Reproduce the whole listing, character for character.

Start of SUPPLIED DATA

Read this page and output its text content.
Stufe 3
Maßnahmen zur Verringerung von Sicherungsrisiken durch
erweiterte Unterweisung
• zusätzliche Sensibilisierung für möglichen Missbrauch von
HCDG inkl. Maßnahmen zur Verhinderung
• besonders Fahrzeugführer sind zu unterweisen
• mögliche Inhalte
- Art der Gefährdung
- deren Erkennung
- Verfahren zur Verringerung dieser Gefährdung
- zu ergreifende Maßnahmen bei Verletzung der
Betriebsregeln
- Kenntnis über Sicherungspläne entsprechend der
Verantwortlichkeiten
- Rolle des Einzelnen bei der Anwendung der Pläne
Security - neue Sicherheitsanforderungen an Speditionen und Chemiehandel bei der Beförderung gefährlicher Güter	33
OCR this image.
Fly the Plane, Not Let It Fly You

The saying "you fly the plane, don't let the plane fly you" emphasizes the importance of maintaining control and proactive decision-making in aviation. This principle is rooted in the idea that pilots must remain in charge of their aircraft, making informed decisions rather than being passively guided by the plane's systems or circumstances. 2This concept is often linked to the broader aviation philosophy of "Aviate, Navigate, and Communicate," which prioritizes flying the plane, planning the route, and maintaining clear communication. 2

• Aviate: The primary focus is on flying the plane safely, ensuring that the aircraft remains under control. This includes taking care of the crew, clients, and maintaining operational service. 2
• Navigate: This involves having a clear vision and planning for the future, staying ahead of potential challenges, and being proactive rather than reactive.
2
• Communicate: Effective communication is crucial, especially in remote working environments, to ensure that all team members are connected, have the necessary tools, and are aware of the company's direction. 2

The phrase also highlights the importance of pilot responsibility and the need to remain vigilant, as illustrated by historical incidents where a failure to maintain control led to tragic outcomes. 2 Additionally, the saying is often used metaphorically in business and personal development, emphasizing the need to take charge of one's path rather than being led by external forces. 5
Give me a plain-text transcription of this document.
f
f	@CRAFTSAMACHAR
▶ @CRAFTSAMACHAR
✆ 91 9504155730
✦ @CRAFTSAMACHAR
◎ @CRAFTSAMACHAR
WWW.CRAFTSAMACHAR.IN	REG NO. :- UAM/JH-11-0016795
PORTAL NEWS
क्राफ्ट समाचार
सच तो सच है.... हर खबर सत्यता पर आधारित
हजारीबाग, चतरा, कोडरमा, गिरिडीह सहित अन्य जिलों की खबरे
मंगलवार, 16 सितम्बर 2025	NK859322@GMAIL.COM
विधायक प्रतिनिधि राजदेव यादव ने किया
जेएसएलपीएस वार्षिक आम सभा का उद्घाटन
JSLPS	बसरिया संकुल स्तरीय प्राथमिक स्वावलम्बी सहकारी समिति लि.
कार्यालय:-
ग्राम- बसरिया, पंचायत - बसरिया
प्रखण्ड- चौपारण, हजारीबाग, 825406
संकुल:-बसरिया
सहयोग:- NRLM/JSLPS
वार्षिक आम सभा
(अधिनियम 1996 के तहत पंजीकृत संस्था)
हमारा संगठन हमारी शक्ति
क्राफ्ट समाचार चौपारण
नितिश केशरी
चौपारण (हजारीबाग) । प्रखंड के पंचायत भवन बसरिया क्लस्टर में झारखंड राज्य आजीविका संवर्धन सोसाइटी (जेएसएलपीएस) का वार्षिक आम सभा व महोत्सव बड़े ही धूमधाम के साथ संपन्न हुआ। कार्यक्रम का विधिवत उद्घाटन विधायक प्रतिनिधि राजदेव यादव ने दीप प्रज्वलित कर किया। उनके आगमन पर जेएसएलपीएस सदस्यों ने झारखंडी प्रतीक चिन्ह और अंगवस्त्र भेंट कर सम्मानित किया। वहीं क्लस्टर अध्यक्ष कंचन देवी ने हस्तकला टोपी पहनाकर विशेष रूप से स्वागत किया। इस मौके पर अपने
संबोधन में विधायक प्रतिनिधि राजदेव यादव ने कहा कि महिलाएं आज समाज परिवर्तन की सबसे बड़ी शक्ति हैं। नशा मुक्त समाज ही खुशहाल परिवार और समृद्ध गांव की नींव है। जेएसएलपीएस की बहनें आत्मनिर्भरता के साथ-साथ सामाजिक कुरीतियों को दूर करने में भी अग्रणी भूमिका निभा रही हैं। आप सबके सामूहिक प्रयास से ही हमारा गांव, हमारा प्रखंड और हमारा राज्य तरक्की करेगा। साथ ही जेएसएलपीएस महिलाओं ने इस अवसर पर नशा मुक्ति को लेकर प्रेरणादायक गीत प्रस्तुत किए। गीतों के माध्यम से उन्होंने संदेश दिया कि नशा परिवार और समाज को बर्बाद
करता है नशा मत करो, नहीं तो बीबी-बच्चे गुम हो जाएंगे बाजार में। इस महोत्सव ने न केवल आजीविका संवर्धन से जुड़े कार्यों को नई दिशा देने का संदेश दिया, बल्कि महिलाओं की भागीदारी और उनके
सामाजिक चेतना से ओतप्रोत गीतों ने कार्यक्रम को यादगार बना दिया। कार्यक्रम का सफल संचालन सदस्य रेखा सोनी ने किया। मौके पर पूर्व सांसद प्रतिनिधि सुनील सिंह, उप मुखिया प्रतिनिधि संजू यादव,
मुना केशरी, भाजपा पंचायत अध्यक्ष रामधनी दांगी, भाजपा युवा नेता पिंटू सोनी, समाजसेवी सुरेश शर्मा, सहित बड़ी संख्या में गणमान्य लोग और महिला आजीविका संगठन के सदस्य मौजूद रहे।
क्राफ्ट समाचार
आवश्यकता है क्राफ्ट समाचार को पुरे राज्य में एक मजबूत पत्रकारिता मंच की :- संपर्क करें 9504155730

End of SUPPLIED DATA

• COMPLETE RESPONSE
Read this page and output its text content.
Stufe 3
Maßnahmen zur Verringerung von Sicherungsrisiken durch
erweiterte Unterweisung
• zusätzliche Sensibilisierung für möglichen Missbrauch von
HCDG inkl. Maßnahmen zur Verhinderung
• besonders Fahrzeugführer sind zu unterweisen
• mögliche Inhalte
- Art der Gefährdung
- deren Erkennung
- Verfahren zur Verringerung dieser Gefährdung
- zu ergreifende Maßnahmen bei Verletzung der
Betriebsregeln
- Kenntnis über Sicherungspläne entsprechend der
Verantwortlichkeiten
- Rolle des Einzelnen bei der Anwendung der Pläne
Security - neue Sicherheitsanforderungen an Speditionen und Chemiehandel bei der Beförderung gefährlicher Güter	33
OCR this image.
Fly the Plane, Not Let It Fly You

The saying "you fly the plane, don't let the plane fly you" emphasizes the importance of maintaining control and proactive decision-making in aviation. This principle is rooted in the idea that pilots must remain in charge of their aircraft, making informed decisions rather than being passively guided by the plane's systems or circumstances. 2This concept is often linked to the broader aviation philosophy of "Aviate, Navigate, and Communicate," which prioritizes flying the plane, planning the route, and maintaining clear communication. 2

• Aviate: The primary focus is on flying the plane safely, ensuring that the aircraft remains under control. This includes taking care of the crew, clients, and maintaining operational service. 2
• Navigate: This involves having a clear vision and planning for the future, staying ahead of potential challenges, and being proactive rather than reactive.
2
• Communicate: Effective communication is crucial, especially in remote working environments, to ensure that all team members are connected, have the necessary tools, and are aware of the company's direction. 2

The phrase also highlights the importance of pilot responsibility and the need to remain vigilant, as illustrated by historical incidents where a failure to maintain control led to tragic outcomes. 2 Additionally, the saying is often used metaphorically in business and personal development, emphasizing the need to take charge of one's path rather than being led by external forces. 5
Give me a plain-text transcription of this document.
f
f	@CRAFTSAMACHAR
▶ @CRAFTSAMACHAR
✆ 91 9504155730
✦ @CRAFTSAMACHAR
◎ @CRAFTSAMACHAR
WWW.CRAFTSAMACHAR.IN	REG NO. :- UAM/JH-11-0016795
PORTAL NEWS
क्राफ्ट समाचार
सच तो सच है.... हर खबर सत्यता पर आधारित
हजारीबाग, चतरा, कोडरमा, गिरिडीह सहित अन्य जिलों की खबरे
मंगलवार, 16 सितम्बर 2025	NK859322@GMAIL.COM
विधायक प्रतिनिधि राजदेव यादव ने किया
जेएसएलपीएस वार्षिक आम सभा का उद्घाटन
JSLPS	बसरिया संकुल स्तरीय प्राथमिक स्वावलम्बी सहकारी समिति लि.
कार्यालय:-
ग्राम- बसरिया, पंचायत - बसरिया
प्रखण्ड- चौपारण, हजारीबाग, 825406
संकुल:-बसरिया
सहयोग:- NRLM/JSLPS
वार्षिक आम सभा
(अधिनियम 1996 के तहत पंजीकृत संस्था)
हमारा संगठन हमारी शक्ति
क्राफ्ट समाचार चौपारण
नितिश केशरी
चौपारण (हजारीबाग) । प्रखंड के पंचायत भवन बसरिया क्लस्टर में झारखंड राज्य आजीविका संवर्धन सोसाइटी (जेएसएलपीएस) का वार्षिक आम सभा व महोत्सव बड़े ही धूमधाम के साथ संपन्न हुआ। कार्यक्रम का विधिवत उद्घाटन विधायक प्रतिनिधि राजदेव यादव ने दीप प्रज्वलित कर किया। उनके आगमन पर जेएसएलपीएस सदस्यों ने झारखंडी प्रतीक चिन्ह और अंगवस्त्र भेंट कर सम्मानित किया। वहीं क्लस्टर अध्यक्ष कंचन देवी ने हस्तकला टोपी पहनाकर विशेष रूप से स्वागत किया। इस मौके पर अपने
संबोधन में विधायक प्रतिनिधि राजदेव यादव ने कहा कि महिलाएं आज समाज परिवर्तन की सबसे बड़ी शक्ति हैं। नशा मुक्त समाज ही खुशहाल परिवार और समृद्ध गांव की नींव है। जेएसएलपीएस की बहनें आत्मनिर्भरता के साथ-साथ सामाजिक कुरीतियों को दूर करने में भी अग्रणी भूमिका निभा रही हैं। आप सबके सामूहिक प्रयास से ही हमारा गांव, हमारा प्रखंड और हमारा राज्य तरक्की करेगा। साथ ही जेएसएलपीएस महिलाओं ने इस अवसर पर नशा मुक्ति को लेकर प्रेरणादायक गीत प्रस्तुत किए। गीतों के माध्यम से उन्होंने संदेश दिया कि नशा परिवार और समाज को बर्बाद
करता है नशा मत करो, नहीं तो बीबी-बच्चे गुम हो जाएंगे बाजार में। इस महोत्सव ने न केवल आजीविका संवर्धन से जुड़े कार्यों को नई दिशा देने का संदेश दिया, बल्कि महिलाओं की भागीदारी और उनके
सामाजिक चेतना से ओतप्रोत गीतों ने कार्यक्रम को यादगार बना दिया। कार्यक्रम का सफल संचालन सदस्य रेखा सोनी ने किया। मौके पर पूर्व सांसद प्रतिनिधि सुनील सिंह, उप मुखिया प्रतिनिधि संजू यादव,
मुना केशरी, भाजपा पंचायत अध्यक्ष रामधनी दांगी, भाजपा युवा नेता पिंटू सोनी, समाजसेवी सुरेश शर्मा, सहित बड़ी संख्या में गणमान्य लोग और महिला आजीविका संगठन के सदस्य मौजूद रहे।
क्राफ्ट समाचार
आवश्यकता है क्राफ्ट समाचार को पुरे राज्य में एक मजबूत पत्रकारिता मंच की :- संपर्क करें 9504155730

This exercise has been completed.